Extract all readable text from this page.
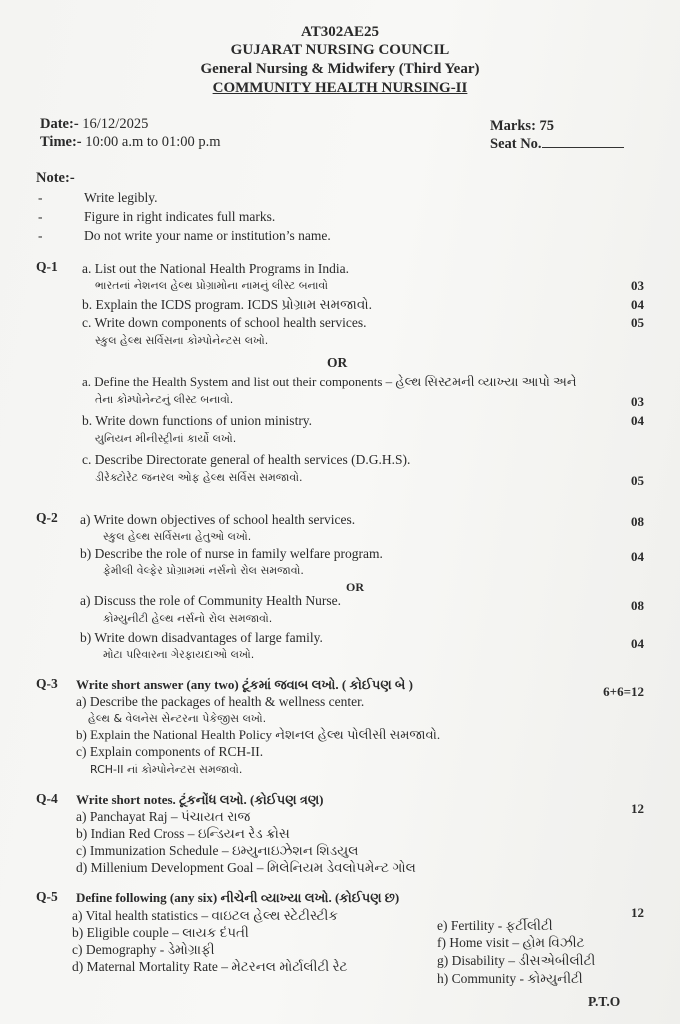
AT302AE25
GUJARAT NURSING COUNCIL
General Nursing & Midwifery (Third Year)
COMMUNITY HEALTH NURSING-II
Date:- 16/12/2025
Time:- 10:00 a.m to 01:00 p.m
Marks: 75
Seat No.
Note:-
-	Write legibly.
-	Figure in right indicates full marks.
-	Do not write your name or institution’s name.
Q-1 a. List out the National Health Programs in India.
ભારતનાં નેશનલ હેલ્થ પ્રોગ્રામોના નામનું લીસ્ટ બનાવો	03
b. Explain the ICDS program. ICDS પ્રોગ્રામ સમજાવો.	04
c. Write down components of school health services.	05
સ્કુલ હેલ્થ સર્વિસના કોમ્પોનેન્ટસ લખો.
OR
a. Define the Health System and list out their components – હેલ્થ સિસ્ટમની વ્યાખ્યા આપો અને
તેના કોમ્પોનેન્ટનું લીસ્ટ બનાવો.	03
b. Write down functions of union ministry.	04
યુનિયન મીનીસ્ટ્રીનાં કાર્યો લખો.
c. Describe Directorate general of health services (D.G.H.S).
ડીરેક્ટોરેટ જનરલ ઓફ હેલ્થ સર્વિસ સમજાવો.	05
Q-2 a) Write down objectives of school health services.	08
સ્કુલ હેલ્થ સર્વિસના હેતુઓ લખો.
b) Describe the role of nurse in family welfare program.	04
ફેમીલી વેલ્ફેર પ્રોગ્રામમાં નર્સનો રોલ સમજાવો.
OR
a) Discuss the role of Community Health Nurse.	08
કોમ્યુનીટી હેલ્થ નર્સનો રોલ સમજાવો.
b) Write down disadvantages of large family.	04
મોટા પરિવારના ગેરફાયદાઓ લખો.
Q-3 Write short answer (any two) ટૂંકમાં જવાબ લખો. ( કોઈપણ બે )	6+6=12
a) Describe the packages of health & wellness center.
હેલ્થ & વેલનેસ સેન્ટરના પેકેજીસ લખો.
b) Explain the National Health Policy નેશનલ હેલ્થ પોલીસી સમજાવો.
c) Explain components of RCH-II.
RCH-II નાં કોમ્પોનેન્ટસ સમજાવો.
Q-4 Write short notes. ટૂંકનોંધ લખો. (કોઈપણ ત્રણ)
12
a) Panchayat Raj – પંચાયત રાજ
b) Indian Red Cross – ઇન્ડિયન રેડ ક્રોસ
c) Immunization Schedule – ઇમ્યુનાઇઝેશન શિડયુલ
d) Millenium Development Goal – મિલેનિયમ ડેવલોપમેન્ટ ગોલ
Q-5 Define following (any six) નીચેની વ્યાખ્યા લખો. (કોઈપણ છ)
12
a) Vital health statistics – વાઇટલ હેલ્થ સ્ટેટીસ્ટીક
b) Eligible couple – લાયક દંપતી
c) Demography - ડેમોગ્રાફી
d) Maternal Mortality Rate – મેટરનલ મોર્ટાલીટી રેટ
e) Fertility - ફર્ટીલીટી
f) Home visit – હોમ વિઝીટ
g) Disability – ડીસએબીલીટી
h) Community - કોમ્યુનીટી
P.T.O
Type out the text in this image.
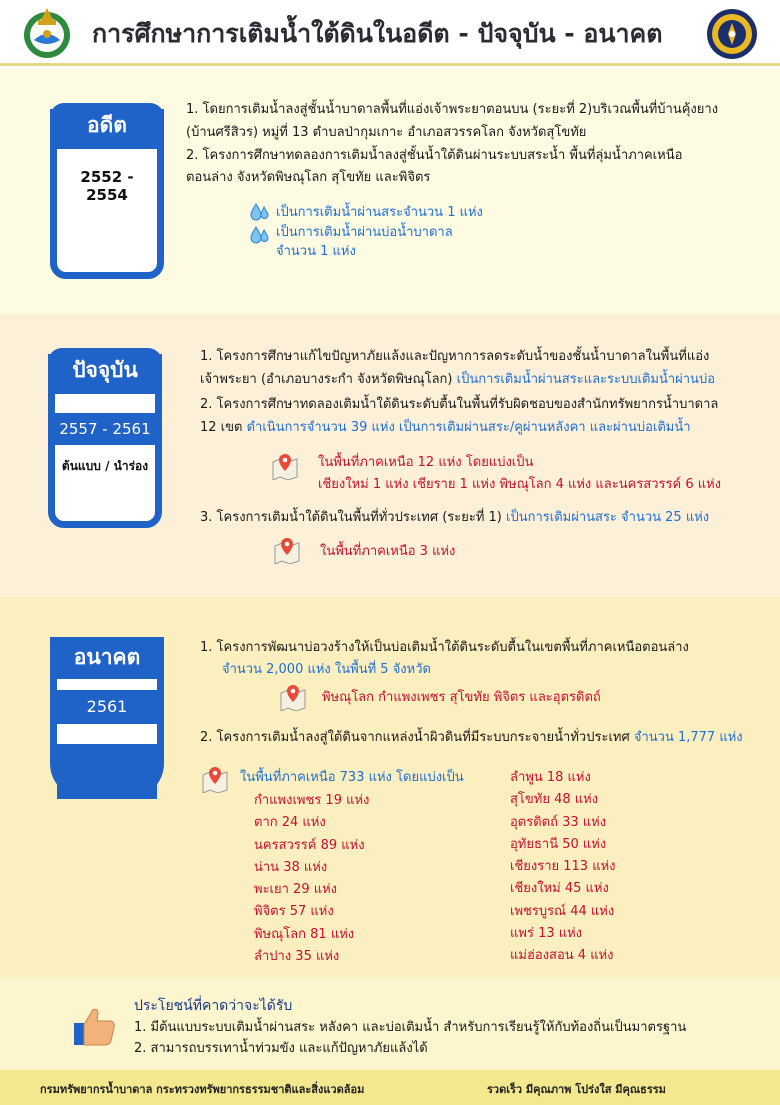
การศึกษาการเติมน้ำใต้ดินในอดีต - ปัจจุบัน - อนาคต
2552 - 2554
อดีต
1. โดยการเติมน้ำลงสู่ชั้นน้ำบาดาลพื้นที่แอ่งเจ้าพระยาตอนบน (ระยะที่ 2)บริเวณพื้นที่บ้านคุ้งยาง
(บ้านศรีสิวร) หมู่ที่ 13 ตำบลป่ากุมเกาะ อำเภอสวรรคโลก จังหวัดสุโขทัย
2. โครงการศึกษาทดลองการเติมน้ำลงสู่ชั้นน้ำใต้ดินผ่านระบบสระน้ำ พื้นที่ลุ่มน้ำภาคเหนือ
ตอนล่าง จังหวัดพิษณุโลก สุโขทัย และพิจิตร
เป็นการเติมน้ำผ่านสระจำนวน 1 แห่ง
เป็นการเติมน้ำผ่านบ่อน้ำบาดาล
จำนวน 1 แห่ง
2557 - 2561
ต้นแบบ / นำร่อง
ปัจจุบัน
1. โครงการศึกษาแก้ไขปัญหาภัยแล้งและปัญหาการลดระดับน้ำของชั้นน้ำบาดาลในพื้นที่แอ่ง
เจ้าพระยา (อำเภอบางระกำ จังหวัดพิษณุโลก) เป็นการเติมน้ำผ่านสระและระบบเติมน้ำผ่านบ่อ
2. โครงการศึกษาทดลองเติมน้ำใต้ดินระดับตื้นในพื้นที่รับผิดชอบของสำนักทรัพยากรน้ำบาดาล
12 เขต ดำเนินการจำนวน 39 แห่ง เป็นการเติมผ่านสระ/คูผ่านหลังคา และผ่านบ่อเติมน้ำ
ในพื้นที่ภาคเหนือ 12 แห่ง โดยแบ่งเป็น
เชียงใหม่ 1 แห่ง เชียราย 1 แห่ง พิษณุโลก 4 แห่ง และนครสวรรค์ 6 แห่ง
3. โครงการเติมน้ำใต้ดินในพื้นที่ทั่วประเทศ (ระยะที่ 1) เป็นการเติมผ่านสระ จำนวน 25 แห่ง
ในพื้นที่ภาคเหนือ 3 แห่ง
2561
อนาคต	1. โครงการพัฒนาบ่อวงร้างให้เป็นบ่อเติมน้ำใต้ดินระดับตื้นในเขตพื้นที่ภาคเหนือตอนล่าง
จำนวน 2,000 แห่ง ในพื้นที่ 5 จังหวัด
พิษณุโลก กำแพงเพชร สุโขทัย พิจิตร และอุตรดิตถ์
2. โครงการเติมน้ำลงสู่ใต้ดินจากแหล่งน้ำผิวดินที่มีระบบกระจายน้ำทั่วประเทศ จำนวน 1,777 แห่ง
ในพื้นที่ภาคเหนือ 733 แห่ง โดยแบ่งเป็น
กำแพงเพชร 19 แห่ง
ตาก 24 แห่ง
นครสวรรค์ 89 แห่ง
น่าน 38 แห่ง
พะเยา 29 แห่ง
พิจิตร 57 แห่ง
พิษณุโลก 81 แห่ง
ลำปาง 35 แห่ง
ลำพูน 18 แห่ง
สุโขทัย 48 แห่ง
อุตรดิตถ์ 33 แห่ง
อุทัยธานี 50 แห่ง
เชียงราย 113 แห่ง
เชียงใหม่ 45 แห่ง
เพชรบูรณ์ 44 แห่ง
แพร่ 13 แห่ง
แม่ฮ่องสอน 4 แห่ง
ประโยชน์ที่คาดว่าจะได้รับ
1. มีต้นแบบระบบเติมน้ำผ่านสระ หลังคา และบ่อเติมน้ำ สำหรับการเรียนรู้ให้กับท้องถิ่นเป็นมาตรฐาน
2. สามารถบรรเทาน้ำท่วมขัง และแก้ปัญหาภัยแล้งได้
กรมทรัพยากรน้ำบาดาล กระทรวงทรัพยากรธรรมชาติและสิ่งแวดล้อม	รวดเร็ว มีคุณภาพ โปร่งใส มีคุณธรรม
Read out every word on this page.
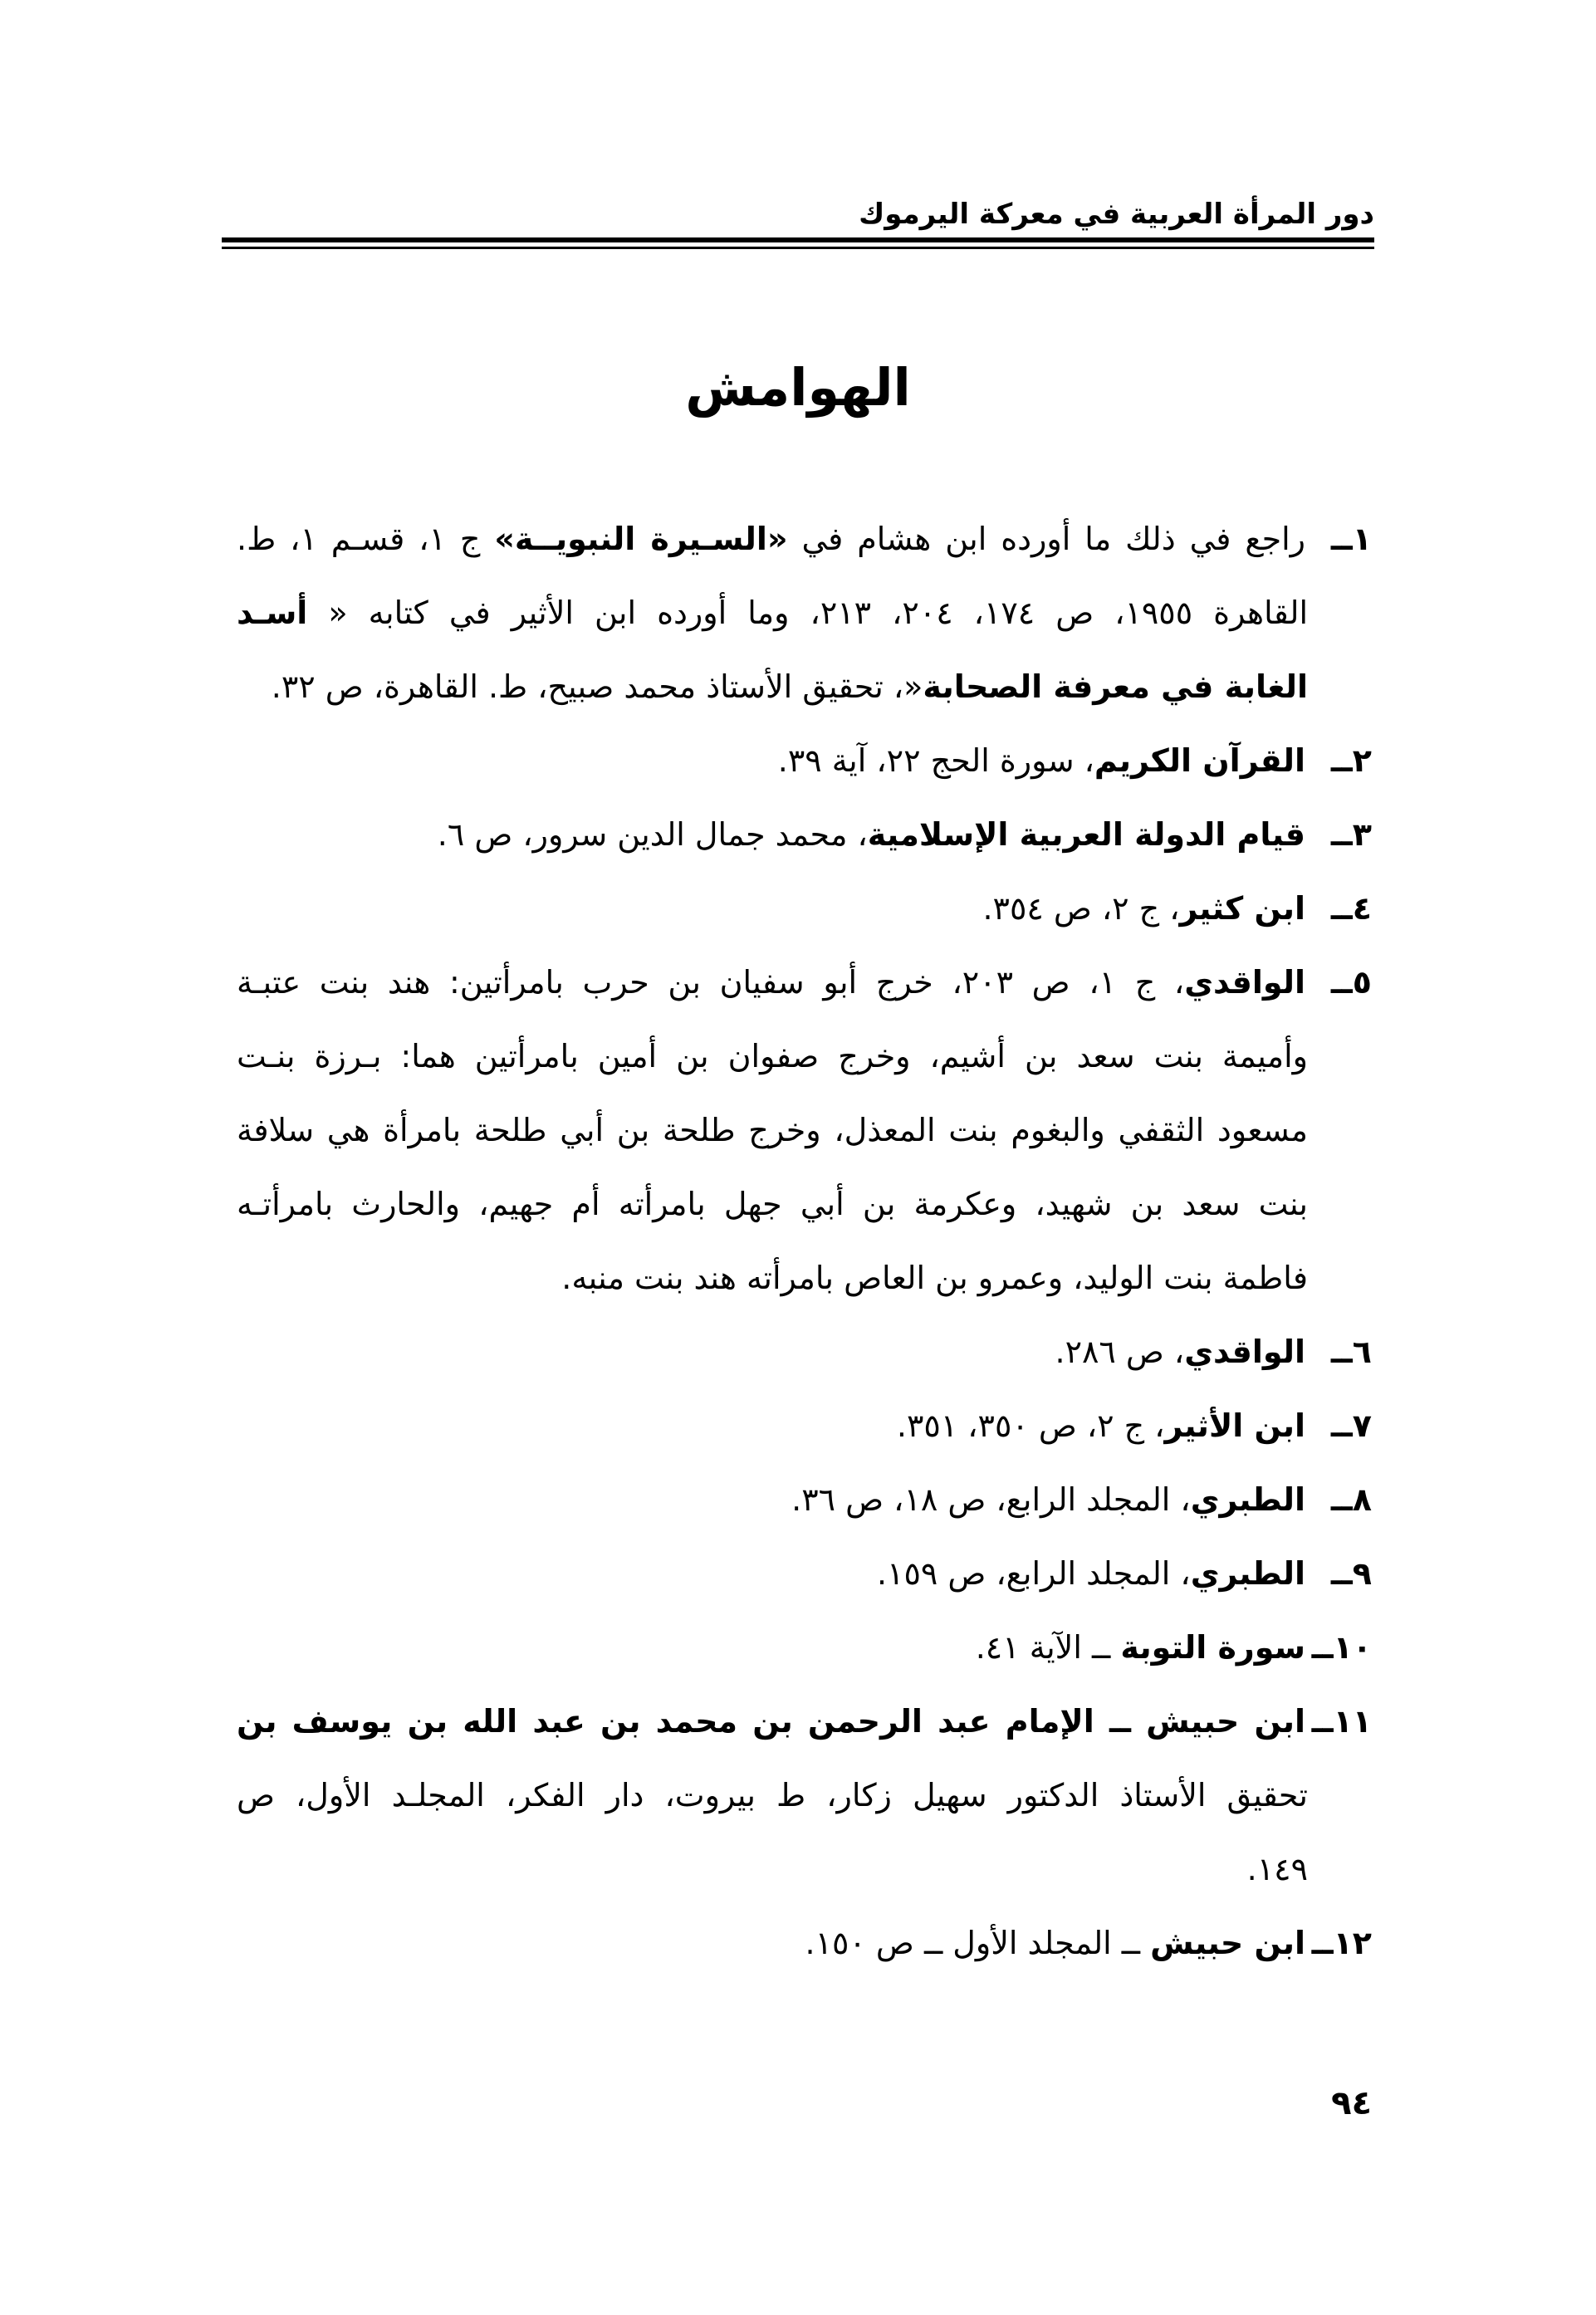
دور المرأة العربية في معركة اليرموك
الهوامش
١ــ
راجع في ذلك ما أورده ابن هشام في «السـيرة النبويــة» ج ١، قسـم ١، ط.
القاهرة ١٩٥٥، ص ١٧٤، ٢٠٤، ٢١٣، وما أورده ابن الأثير في كتابه « أسـد
الغابة في معرفة الصحابة«، تحقيق الأستاذ محمد صبيح، ط. القاهرة، ص ٣٢.
٢ــ
القرآن الكريم، سورة الحج ٢٢، آية ٣٩.
٣ــ
قيام الدولة العربية الإسلامية، محمد جمال الدين سرور، ص ٦.
٤ــ
ابن كثير، ج ٢، ص ٣٥٤.
٥ــ
الواقدي، ج ١، ص ٢٠٣، خرج أبو سفيان بن حرب بامرأتين: هند بنت عتبـة
وأميمة بنت سعد بن أشيم، وخرج صفوان بن أمين بامرأتين هما: بـرزة بنـت
مسعود الثقفي والبغوم بنت المعذل، وخرج طلحة بن أبي طلحة بامرأة هي سلافة
بنت سعد بن شهيد، وعكرمة بن أبي جهل بامرأته أم جهيم، والحارث بامرأتـه
فاطمة بنت الوليد، وعمرو بن العاص بامرأته هند بنت منبه.
٦ــ
الواقدي، ص ٢٨٦.
٧ــ
ابن الأثير، ج ٢، ص ٣٥٠، ٣٥١.
٨ــ
الطبري، المجلد الرابع، ص ١٨، ص ٣٦.
٩ــ
الطبري، المجلد الرابع، ص ١٥٩.
١٠ــ
سورة التوبة ــ الآية ٤١.
١١ــ
ابن حبيش ــ الإمام عبد الرحمن بن محمد بن عبد الله بن يوسف بن
تحقيق الأستاذ الدكتور سهيل زكار، ط بيروت، دار الفكر، المجلـد الأول، ص
١٤٩.
١٢ــ
ابن حبيش ــ المجلد الأول ــ ص ١٥٠.
٩٤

What this task involves:
Look through the data and show every line containing "الأثير".

Full solution:
القاهرة ١٩٥٥، ص ١٧٤، ٢٠٤، ٢١٣، وما أورده ابن الأثير في كتابه « أسـد
ابن الأثير، ج ٢، ص ٣٥٠، ٣٥١.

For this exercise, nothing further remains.